↓
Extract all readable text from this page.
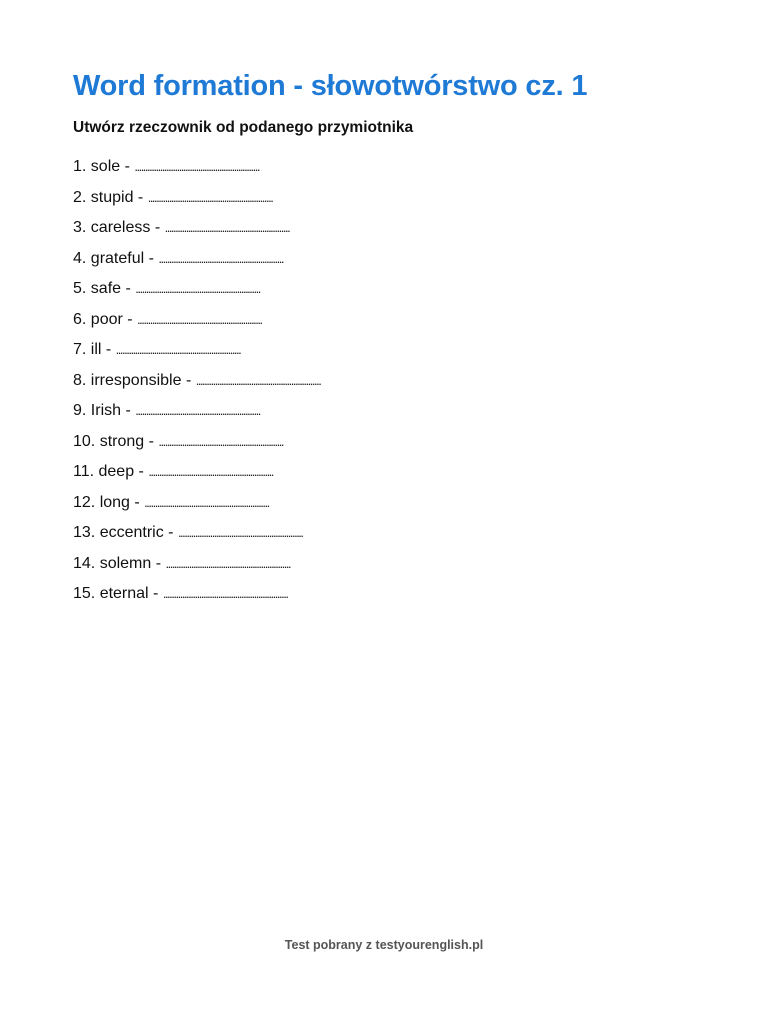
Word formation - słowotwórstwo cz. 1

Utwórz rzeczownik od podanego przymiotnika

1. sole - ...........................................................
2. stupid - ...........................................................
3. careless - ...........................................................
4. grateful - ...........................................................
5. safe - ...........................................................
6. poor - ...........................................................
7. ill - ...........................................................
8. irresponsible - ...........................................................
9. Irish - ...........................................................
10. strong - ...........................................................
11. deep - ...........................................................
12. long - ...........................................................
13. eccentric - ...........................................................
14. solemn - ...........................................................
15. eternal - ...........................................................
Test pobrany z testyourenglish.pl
↑
↓
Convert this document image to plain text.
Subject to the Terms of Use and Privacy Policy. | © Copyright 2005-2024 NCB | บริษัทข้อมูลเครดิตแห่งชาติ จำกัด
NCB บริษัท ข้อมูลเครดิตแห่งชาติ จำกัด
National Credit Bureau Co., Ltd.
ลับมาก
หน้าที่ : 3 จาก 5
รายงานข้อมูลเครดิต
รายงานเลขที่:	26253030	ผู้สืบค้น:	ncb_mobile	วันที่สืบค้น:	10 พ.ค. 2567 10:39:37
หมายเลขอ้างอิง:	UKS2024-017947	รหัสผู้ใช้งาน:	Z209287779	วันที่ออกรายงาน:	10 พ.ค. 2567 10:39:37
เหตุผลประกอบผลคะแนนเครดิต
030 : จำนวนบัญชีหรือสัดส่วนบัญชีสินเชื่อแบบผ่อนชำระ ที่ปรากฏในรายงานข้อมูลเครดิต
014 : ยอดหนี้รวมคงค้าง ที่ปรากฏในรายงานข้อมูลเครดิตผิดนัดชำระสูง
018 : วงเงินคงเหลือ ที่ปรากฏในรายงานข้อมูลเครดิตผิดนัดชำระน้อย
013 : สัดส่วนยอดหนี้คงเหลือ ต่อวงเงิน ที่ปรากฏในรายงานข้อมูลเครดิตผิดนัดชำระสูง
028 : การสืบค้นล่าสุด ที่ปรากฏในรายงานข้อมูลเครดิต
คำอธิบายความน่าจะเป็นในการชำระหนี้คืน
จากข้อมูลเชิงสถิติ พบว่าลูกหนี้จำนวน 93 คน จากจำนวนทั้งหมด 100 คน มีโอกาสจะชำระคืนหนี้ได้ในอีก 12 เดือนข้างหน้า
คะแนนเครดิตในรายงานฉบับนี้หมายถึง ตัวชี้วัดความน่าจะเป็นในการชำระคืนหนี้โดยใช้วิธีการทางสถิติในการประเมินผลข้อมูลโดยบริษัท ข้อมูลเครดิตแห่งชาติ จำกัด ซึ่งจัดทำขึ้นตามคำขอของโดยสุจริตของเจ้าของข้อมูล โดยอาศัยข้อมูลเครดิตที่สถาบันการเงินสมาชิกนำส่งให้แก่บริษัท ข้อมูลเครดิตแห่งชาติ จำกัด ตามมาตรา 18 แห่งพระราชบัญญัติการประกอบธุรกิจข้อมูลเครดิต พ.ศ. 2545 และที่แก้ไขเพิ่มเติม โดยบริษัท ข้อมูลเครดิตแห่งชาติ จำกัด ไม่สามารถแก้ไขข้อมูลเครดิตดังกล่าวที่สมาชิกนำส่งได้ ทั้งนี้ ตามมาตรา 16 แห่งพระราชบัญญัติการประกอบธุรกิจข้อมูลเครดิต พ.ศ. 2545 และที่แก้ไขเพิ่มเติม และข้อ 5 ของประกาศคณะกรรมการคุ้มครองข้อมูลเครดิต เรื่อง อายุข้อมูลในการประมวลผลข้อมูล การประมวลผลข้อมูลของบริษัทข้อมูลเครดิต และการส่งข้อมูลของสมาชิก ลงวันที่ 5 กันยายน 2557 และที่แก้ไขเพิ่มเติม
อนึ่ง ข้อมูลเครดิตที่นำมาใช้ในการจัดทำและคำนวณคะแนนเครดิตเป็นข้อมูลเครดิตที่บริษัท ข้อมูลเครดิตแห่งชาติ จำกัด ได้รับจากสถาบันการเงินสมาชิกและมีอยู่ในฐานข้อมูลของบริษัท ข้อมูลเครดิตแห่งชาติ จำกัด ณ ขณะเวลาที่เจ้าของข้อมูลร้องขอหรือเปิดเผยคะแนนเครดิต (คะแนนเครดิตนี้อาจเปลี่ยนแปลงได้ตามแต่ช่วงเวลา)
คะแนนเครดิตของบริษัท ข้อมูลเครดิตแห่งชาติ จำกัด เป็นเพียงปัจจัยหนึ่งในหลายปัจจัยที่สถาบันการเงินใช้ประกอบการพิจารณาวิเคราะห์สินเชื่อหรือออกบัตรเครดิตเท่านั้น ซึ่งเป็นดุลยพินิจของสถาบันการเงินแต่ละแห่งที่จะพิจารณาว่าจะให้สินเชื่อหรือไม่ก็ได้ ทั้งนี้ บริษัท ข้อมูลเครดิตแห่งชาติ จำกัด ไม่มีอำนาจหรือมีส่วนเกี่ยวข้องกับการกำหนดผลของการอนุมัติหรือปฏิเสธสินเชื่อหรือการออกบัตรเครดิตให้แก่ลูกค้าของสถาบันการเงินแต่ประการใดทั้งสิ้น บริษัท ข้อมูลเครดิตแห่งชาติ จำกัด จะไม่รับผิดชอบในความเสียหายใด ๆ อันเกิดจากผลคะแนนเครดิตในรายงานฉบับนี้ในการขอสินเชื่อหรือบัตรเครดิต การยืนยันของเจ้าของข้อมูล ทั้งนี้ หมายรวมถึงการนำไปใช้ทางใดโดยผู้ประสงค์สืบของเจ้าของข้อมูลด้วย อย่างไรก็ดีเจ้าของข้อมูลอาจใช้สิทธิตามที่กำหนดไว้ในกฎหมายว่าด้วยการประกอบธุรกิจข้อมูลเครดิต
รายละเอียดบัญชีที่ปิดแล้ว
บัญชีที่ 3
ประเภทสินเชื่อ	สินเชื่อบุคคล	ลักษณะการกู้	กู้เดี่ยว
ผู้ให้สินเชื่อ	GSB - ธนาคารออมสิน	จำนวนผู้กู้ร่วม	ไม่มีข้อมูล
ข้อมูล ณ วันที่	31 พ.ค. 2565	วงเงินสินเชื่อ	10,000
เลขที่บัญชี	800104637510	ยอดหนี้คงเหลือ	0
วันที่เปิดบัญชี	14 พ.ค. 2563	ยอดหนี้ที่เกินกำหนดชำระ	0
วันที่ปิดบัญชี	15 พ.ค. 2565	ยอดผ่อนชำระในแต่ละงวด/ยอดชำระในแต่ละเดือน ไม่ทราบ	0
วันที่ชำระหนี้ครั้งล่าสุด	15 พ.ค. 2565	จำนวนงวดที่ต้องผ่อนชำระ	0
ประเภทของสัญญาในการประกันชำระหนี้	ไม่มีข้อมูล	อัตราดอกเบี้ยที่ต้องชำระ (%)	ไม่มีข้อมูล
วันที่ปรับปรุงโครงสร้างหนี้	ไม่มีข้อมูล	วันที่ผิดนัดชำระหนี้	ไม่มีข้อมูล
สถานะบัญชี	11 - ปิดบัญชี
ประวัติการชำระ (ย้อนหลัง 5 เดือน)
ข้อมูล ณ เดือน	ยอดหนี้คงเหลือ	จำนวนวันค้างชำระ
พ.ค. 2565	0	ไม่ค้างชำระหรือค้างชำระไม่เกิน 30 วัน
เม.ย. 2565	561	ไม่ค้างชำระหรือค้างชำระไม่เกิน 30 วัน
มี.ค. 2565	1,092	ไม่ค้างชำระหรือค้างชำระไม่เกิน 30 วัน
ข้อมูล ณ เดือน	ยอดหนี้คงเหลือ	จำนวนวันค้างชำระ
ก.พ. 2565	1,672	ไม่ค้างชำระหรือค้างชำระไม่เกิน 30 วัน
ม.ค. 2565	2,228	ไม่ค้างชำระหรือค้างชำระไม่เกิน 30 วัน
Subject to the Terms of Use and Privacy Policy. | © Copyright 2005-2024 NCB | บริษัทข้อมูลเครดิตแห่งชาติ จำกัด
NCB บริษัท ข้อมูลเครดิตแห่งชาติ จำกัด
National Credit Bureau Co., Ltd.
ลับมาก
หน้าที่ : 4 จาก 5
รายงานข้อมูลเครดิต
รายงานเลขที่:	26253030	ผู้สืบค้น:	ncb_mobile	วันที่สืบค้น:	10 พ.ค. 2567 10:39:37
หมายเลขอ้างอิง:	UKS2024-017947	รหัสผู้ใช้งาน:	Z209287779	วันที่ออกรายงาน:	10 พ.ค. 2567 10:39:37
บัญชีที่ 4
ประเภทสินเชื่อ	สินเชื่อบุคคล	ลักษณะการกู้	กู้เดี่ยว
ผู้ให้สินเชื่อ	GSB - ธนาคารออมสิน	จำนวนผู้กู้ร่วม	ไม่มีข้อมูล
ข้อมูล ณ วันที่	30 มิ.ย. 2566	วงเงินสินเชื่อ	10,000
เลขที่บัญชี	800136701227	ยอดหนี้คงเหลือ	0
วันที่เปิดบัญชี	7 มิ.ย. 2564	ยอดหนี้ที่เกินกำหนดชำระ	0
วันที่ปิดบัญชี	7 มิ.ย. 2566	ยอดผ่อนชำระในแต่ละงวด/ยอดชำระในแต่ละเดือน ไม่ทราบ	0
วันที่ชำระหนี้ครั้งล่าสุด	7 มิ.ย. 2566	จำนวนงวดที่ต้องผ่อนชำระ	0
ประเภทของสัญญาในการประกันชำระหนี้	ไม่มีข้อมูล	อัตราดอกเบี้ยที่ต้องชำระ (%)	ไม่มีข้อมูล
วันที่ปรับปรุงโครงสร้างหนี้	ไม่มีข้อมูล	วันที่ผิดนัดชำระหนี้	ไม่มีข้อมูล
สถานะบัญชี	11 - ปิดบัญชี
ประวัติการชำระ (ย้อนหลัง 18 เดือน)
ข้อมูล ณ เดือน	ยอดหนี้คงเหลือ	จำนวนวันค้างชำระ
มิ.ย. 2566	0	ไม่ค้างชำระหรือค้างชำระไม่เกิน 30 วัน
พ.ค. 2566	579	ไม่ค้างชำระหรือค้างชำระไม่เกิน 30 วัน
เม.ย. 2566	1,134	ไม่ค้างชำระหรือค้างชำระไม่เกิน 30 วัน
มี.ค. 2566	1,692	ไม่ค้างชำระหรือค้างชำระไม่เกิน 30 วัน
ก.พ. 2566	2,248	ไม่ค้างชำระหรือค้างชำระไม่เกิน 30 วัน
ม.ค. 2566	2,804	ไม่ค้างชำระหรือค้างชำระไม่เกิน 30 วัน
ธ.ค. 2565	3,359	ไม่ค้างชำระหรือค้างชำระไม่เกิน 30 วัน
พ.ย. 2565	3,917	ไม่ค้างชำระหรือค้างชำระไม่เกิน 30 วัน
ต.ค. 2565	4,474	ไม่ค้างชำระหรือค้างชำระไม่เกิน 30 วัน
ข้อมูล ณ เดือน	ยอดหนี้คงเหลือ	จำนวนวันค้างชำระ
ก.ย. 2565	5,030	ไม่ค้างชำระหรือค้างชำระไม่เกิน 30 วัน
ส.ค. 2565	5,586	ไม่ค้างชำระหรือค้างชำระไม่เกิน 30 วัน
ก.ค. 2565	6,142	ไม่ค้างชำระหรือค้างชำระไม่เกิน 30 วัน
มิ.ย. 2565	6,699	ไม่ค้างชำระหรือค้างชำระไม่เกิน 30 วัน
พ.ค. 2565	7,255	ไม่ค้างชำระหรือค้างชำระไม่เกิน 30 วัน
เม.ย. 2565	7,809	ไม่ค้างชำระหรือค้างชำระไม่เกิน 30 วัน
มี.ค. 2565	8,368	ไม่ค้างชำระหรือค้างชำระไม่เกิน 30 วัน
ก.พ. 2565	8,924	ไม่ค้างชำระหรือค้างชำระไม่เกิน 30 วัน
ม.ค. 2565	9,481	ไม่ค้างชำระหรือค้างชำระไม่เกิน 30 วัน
↑
● **DIRECTIVE**: Say how many lines in the entries contain the string "ยอดชำระในแต", and say nothing else.

● **RESPONSE**: 2